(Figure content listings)

--- begin ---

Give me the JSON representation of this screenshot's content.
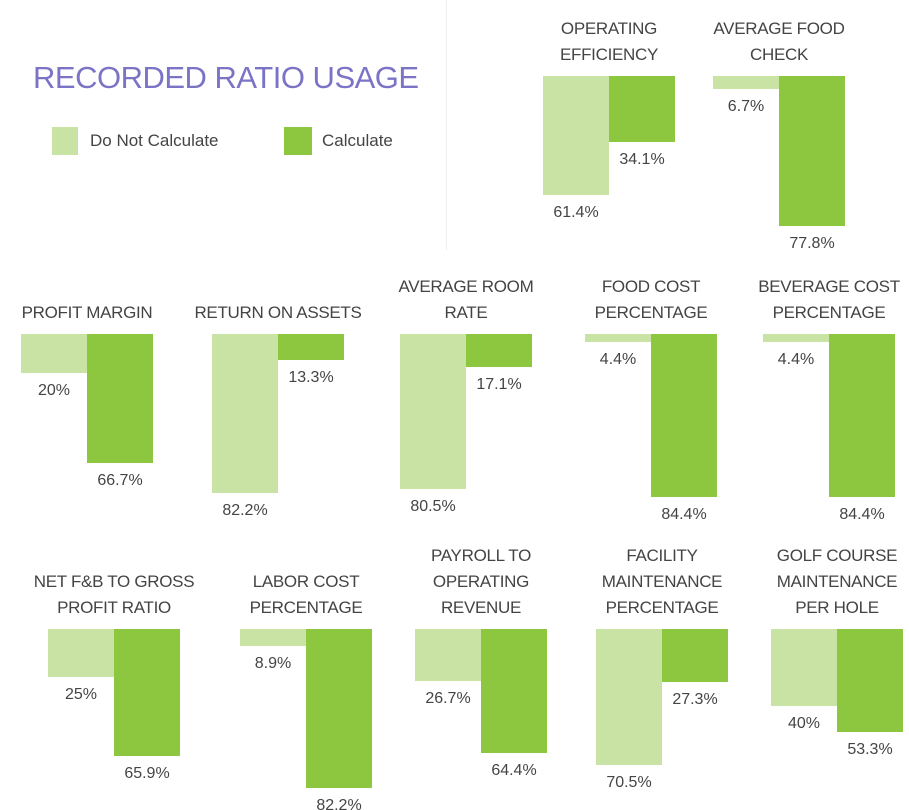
{
  "chart_data": {
    "type": "bar",
    "title": "RECORDED RATIO USAGE",
    "categories": [
      "OPERATING EFFICIENCY",
      "AVERAGE FOOD CHECK",
      "PROFIT MARGIN",
      "RETURN ON ASSETS",
      "AVERAGE ROOM RATE",
      "FOOD COST PERCENTAGE",
      "BEVERAGE COST PERCENTAGE",
      "NET F&B TO GROSS PROFIT RATIO",
      "LABOR COST PERCENTAGE",
      "PAYROLL TO OPERATING REVENUE",
      "FACILITY MAINTENANCE PERCENTAGE",
      "GOLF COURSE MAINTENANCE PER HOLE"
    ],
    "series": [
      {
        "name": "Do Not Calculate",
        "color": "#c9e3a5",
        "values": [
          61.4,
          6.7,
          20,
          82.2,
          80.5,
          4.4,
          4.4,
          25,
          8.9,
          26.7,
          70.5,
          40
        ],
        "value_labels": [
          "61.4%",
          "6.7%",
          "20%",
          "82.2%",
          "80.5%",
          "4.4%",
          "4.4%",
          "25%",
          "8.9%",
          "26.7%",
          "70.5%",
          "40%"
        ]
      },
      {
        "name": "Calculate",
        "color": "#8dc63f",
        "values": [
          34.1,
          77.8,
          66.7,
          13.3,
          17.1,
          84.4,
          84.4,
          65.9,
          82.2,
          64.4,
          27.3,
          53.3
        ],
        "value_labels": [
          "34.1%",
          "77.8%",
          "66.7%",
          "13.3%",
          "17.1%",
          "84.4%",
          "84.4%",
          "65.9%",
          "82.2%",
          "64.4%",
          "27.3%",
          "53.3%"
        ]
      }
    ]
  }
}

--- end ---

- **GIVEN PROBLEM**
Reproduce each entry verbatim, excluding any embedded images.

- **FINISHED ANSWER**
Give me the JSON representation of this screenshot's content.
{
  "chart_data": {
    "type": "bar",
    "title": "RECORDED RATIO USAGE",
    "categories": [
      "OPERATING EFFICIENCY",
      "AVERAGE FOOD CHECK",
      "PROFIT MARGIN",
      "RETURN ON ASSETS",
      "AVERAGE ROOM RATE",
      "FOOD COST PERCENTAGE",
      "BEVERAGE COST PERCENTAGE",
      "NET F&B TO GROSS PROFIT RATIO",
      "LABOR COST PERCENTAGE",
      "PAYROLL TO OPERATING REVENUE",
      "FACILITY MAINTENANCE PERCENTAGE",
      "GOLF COURSE MAINTENANCE PER HOLE"
    ],
    "series": [
      {
        "name": "Do Not Calculate",
        "color": "#c9e3a5",
        "values": [
          61.4,
          6.7,
          20,
          82.2,
          80.5,
          4.4,
          4.4,
          25,
          8.9,
          26.7,
          70.5,
          40
        ],
        "value_labels": [
          "61.4%",
          "6.7%",
          "20%",
          "82.2%",
          "80.5%",
          "4.4%",
          "4.4%",
          "25%",
          "8.9%",
          "26.7%",
          "70.5%",
          "40%"
        ]
      },
      {
        "name": "Calculate",
        "color": "#8dc63f",
        "values": [
          34.1,
          77.8,
          66.7,
          13.3,
          17.1,
          84.4,
          84.4,
          65.9,
          82.2,
          64.4,
          27.3,
          53.3
        ],
        "value_labels": [
          "34.1%",
          "77.8%",
          "66.7%",
          "13.3%",
          "17.1%",
          "84.4%",
          "84.4%",
          "65.9%",
          "82.2%",
          "64.4%",
          "27.3%",
          "53.3%"
        ]
      }
    ]
  }
}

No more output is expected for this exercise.